— start —
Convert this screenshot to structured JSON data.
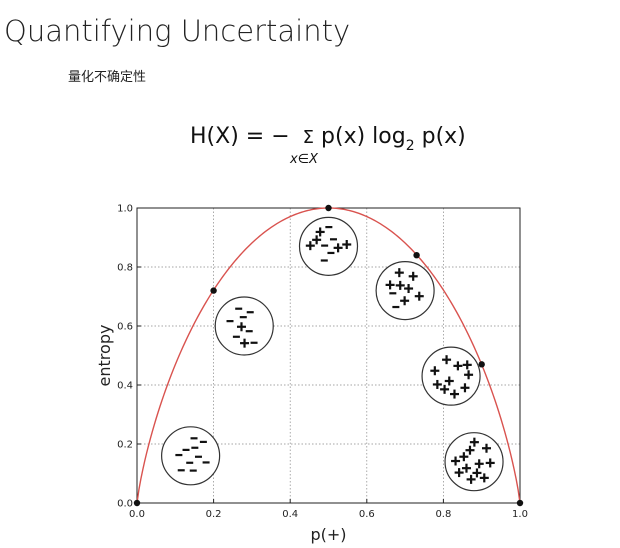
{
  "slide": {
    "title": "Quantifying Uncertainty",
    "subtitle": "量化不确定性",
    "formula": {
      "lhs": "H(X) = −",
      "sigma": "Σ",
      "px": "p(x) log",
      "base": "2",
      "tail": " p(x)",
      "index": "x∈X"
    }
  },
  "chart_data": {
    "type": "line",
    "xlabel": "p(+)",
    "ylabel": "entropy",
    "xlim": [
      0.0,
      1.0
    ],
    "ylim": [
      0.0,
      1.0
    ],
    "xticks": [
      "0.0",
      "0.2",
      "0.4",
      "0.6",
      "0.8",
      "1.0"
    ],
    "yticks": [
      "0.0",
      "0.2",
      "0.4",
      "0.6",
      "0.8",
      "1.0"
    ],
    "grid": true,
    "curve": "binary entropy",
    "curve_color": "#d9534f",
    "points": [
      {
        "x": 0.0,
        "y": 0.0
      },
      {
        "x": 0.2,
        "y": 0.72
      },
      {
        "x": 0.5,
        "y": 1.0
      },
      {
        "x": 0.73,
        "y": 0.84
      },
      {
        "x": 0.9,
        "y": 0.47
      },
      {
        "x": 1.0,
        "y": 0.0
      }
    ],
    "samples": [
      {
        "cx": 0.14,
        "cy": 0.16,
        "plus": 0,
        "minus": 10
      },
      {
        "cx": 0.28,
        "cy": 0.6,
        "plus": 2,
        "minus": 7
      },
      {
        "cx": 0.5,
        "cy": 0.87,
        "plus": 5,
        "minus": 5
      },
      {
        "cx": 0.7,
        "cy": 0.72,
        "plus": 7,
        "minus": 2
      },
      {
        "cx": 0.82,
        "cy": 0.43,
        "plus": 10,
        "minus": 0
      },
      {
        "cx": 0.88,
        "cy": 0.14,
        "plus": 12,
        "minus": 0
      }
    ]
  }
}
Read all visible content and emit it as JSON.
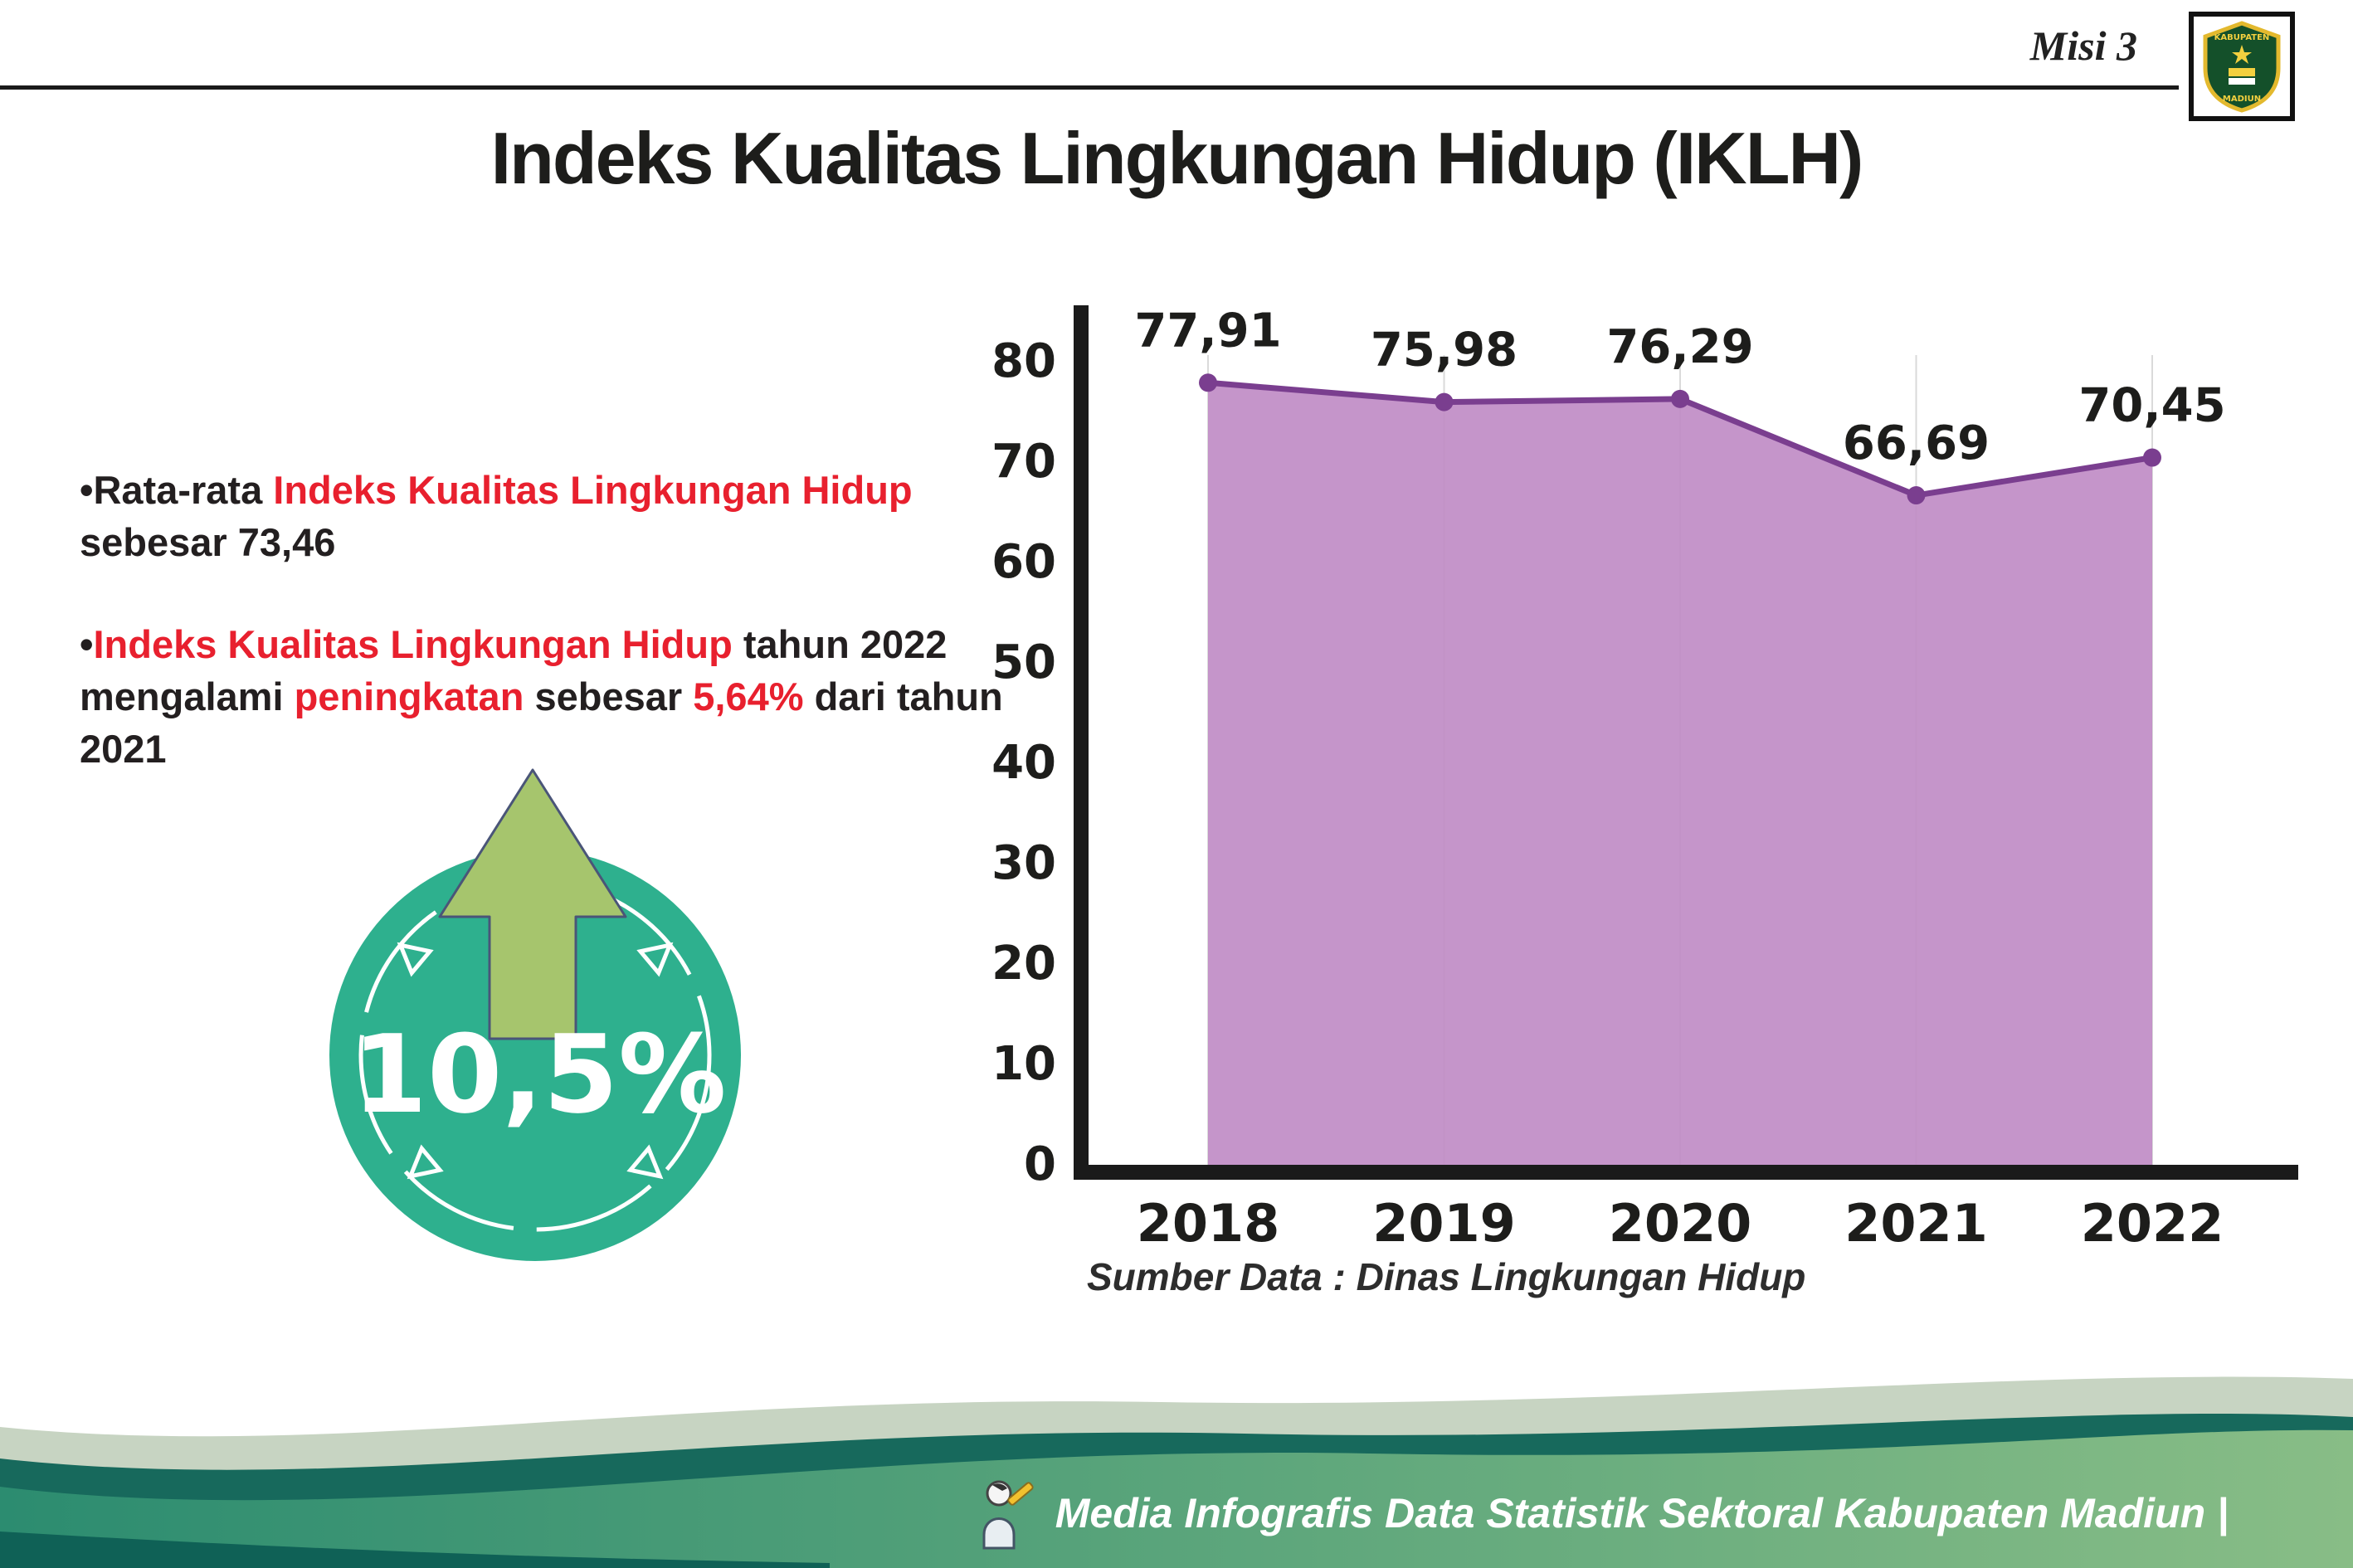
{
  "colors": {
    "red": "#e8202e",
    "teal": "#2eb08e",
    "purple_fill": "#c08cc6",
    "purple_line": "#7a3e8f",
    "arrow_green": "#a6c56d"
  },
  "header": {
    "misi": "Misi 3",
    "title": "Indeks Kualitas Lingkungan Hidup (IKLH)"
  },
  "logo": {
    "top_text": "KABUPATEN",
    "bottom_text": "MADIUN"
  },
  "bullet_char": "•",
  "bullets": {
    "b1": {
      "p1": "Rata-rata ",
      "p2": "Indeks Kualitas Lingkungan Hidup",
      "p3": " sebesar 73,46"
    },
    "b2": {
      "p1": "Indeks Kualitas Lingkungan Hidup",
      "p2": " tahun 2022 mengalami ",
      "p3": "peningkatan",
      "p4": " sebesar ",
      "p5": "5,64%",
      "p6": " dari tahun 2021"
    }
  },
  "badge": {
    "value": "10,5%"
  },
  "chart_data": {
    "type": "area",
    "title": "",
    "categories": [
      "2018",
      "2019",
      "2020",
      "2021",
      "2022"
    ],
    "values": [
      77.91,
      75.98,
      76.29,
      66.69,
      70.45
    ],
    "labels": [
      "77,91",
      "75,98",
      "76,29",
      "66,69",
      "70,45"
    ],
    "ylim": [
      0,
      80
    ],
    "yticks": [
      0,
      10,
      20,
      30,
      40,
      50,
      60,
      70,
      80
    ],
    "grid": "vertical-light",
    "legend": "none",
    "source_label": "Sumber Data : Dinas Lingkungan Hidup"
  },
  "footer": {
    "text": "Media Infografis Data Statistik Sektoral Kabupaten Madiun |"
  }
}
— end —
— start —
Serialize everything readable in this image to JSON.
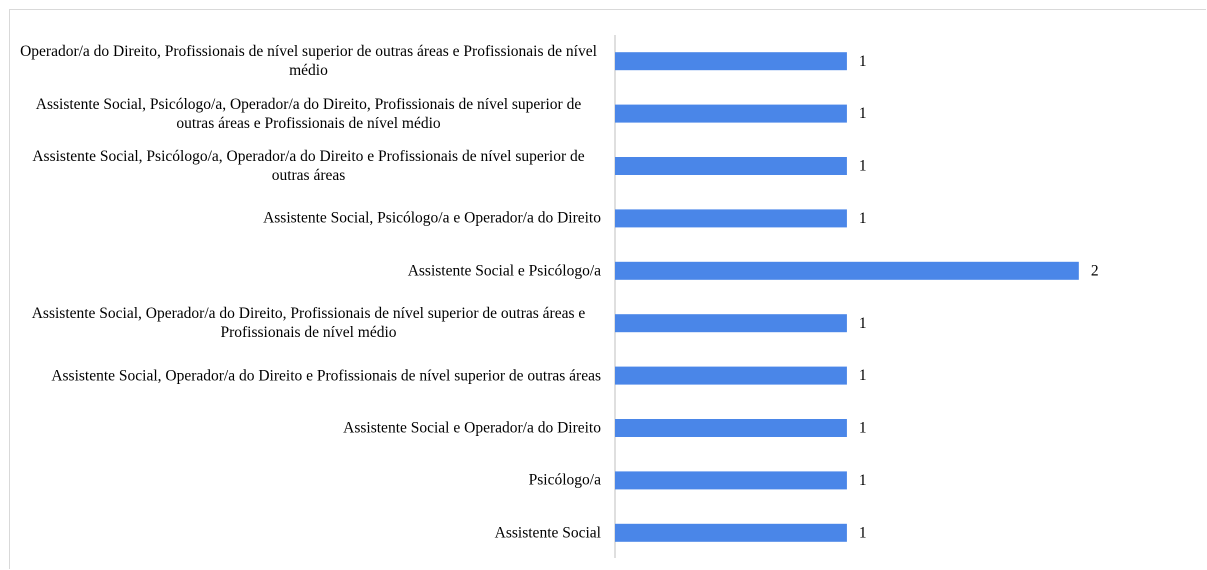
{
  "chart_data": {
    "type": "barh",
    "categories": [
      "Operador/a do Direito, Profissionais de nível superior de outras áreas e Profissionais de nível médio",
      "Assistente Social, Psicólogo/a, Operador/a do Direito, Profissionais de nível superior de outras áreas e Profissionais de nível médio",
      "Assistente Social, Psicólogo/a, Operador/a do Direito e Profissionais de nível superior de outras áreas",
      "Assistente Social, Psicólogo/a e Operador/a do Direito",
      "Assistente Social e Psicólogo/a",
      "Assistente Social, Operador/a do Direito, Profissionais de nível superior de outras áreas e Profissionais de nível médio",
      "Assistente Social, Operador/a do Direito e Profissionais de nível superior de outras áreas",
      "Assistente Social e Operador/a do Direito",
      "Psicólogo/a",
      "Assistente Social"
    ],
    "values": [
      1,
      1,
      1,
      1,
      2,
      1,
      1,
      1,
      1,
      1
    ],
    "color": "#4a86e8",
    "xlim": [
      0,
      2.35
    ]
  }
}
— end —
— start —
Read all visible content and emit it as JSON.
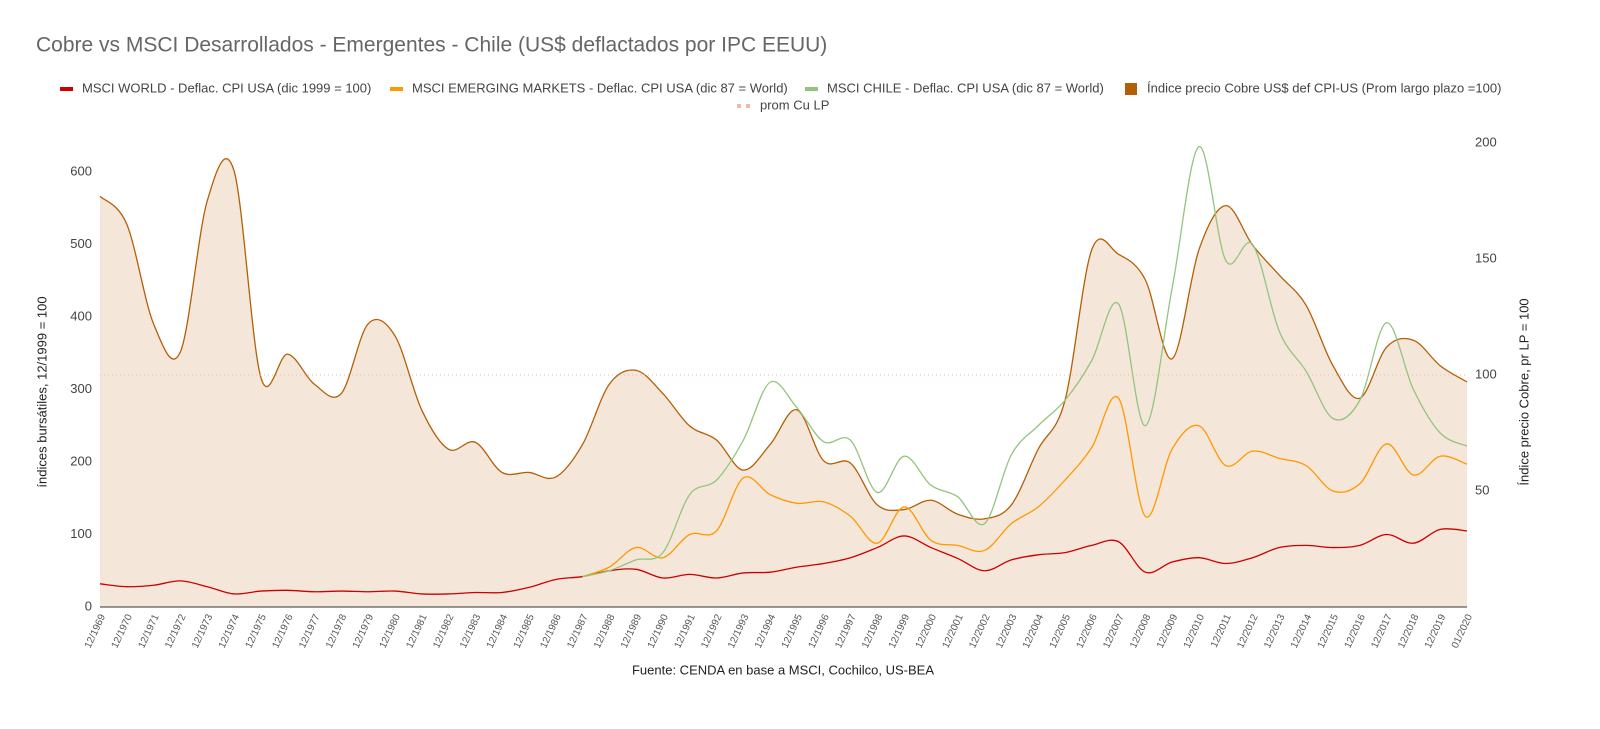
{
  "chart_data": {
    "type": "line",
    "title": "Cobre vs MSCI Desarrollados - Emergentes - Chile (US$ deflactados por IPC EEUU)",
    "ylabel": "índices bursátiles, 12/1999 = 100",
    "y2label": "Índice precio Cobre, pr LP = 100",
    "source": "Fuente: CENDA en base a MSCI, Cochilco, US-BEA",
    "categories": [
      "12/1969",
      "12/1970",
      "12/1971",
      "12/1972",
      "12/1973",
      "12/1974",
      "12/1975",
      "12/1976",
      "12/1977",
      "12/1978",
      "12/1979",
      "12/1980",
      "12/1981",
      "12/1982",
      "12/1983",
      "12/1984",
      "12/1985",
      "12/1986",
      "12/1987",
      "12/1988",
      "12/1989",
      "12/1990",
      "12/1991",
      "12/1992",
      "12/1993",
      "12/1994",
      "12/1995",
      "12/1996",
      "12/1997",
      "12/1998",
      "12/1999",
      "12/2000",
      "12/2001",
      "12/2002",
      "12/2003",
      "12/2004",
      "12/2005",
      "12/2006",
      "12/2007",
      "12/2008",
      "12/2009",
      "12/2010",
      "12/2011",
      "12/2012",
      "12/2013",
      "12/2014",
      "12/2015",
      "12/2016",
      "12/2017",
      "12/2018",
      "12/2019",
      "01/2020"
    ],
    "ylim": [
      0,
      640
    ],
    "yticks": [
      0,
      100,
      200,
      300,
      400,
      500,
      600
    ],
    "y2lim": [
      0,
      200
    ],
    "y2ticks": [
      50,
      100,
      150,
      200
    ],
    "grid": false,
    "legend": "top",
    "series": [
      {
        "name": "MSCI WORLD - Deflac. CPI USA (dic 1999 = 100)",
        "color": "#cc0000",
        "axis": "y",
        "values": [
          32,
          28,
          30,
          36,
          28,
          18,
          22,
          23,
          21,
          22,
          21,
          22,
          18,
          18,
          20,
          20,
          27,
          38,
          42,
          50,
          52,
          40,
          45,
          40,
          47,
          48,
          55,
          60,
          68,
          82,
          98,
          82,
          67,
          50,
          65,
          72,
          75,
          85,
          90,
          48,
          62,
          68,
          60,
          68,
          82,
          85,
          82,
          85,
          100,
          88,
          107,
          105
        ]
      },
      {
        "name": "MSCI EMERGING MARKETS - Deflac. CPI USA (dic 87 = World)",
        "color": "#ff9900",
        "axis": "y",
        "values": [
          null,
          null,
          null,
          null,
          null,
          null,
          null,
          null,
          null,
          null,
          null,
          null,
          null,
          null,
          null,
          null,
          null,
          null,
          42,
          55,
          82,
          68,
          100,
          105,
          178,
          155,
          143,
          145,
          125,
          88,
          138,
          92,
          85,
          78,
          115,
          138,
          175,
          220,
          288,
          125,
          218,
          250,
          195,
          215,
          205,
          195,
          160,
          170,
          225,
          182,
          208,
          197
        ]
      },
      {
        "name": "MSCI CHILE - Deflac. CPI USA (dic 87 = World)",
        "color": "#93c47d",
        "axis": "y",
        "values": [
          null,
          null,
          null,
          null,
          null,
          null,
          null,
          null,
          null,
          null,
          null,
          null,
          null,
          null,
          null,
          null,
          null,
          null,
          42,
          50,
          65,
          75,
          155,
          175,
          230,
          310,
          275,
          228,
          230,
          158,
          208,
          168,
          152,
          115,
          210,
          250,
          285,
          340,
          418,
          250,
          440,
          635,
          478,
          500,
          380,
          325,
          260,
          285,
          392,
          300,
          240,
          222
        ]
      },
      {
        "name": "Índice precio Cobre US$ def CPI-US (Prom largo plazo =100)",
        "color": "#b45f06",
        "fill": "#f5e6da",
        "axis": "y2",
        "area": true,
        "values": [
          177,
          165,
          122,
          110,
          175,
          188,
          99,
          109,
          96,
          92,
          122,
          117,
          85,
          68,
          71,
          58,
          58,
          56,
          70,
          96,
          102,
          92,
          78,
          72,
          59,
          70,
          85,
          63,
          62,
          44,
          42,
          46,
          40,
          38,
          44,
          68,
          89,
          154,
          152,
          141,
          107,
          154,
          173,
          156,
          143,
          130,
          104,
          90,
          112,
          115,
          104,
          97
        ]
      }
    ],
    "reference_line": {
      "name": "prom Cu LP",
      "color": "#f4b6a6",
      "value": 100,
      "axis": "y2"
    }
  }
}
— end —
Filter lines by "tahun" and return each hit.

      "p2": " tahun 2022 mengalami ",
      "p6": " dari tahun 2021"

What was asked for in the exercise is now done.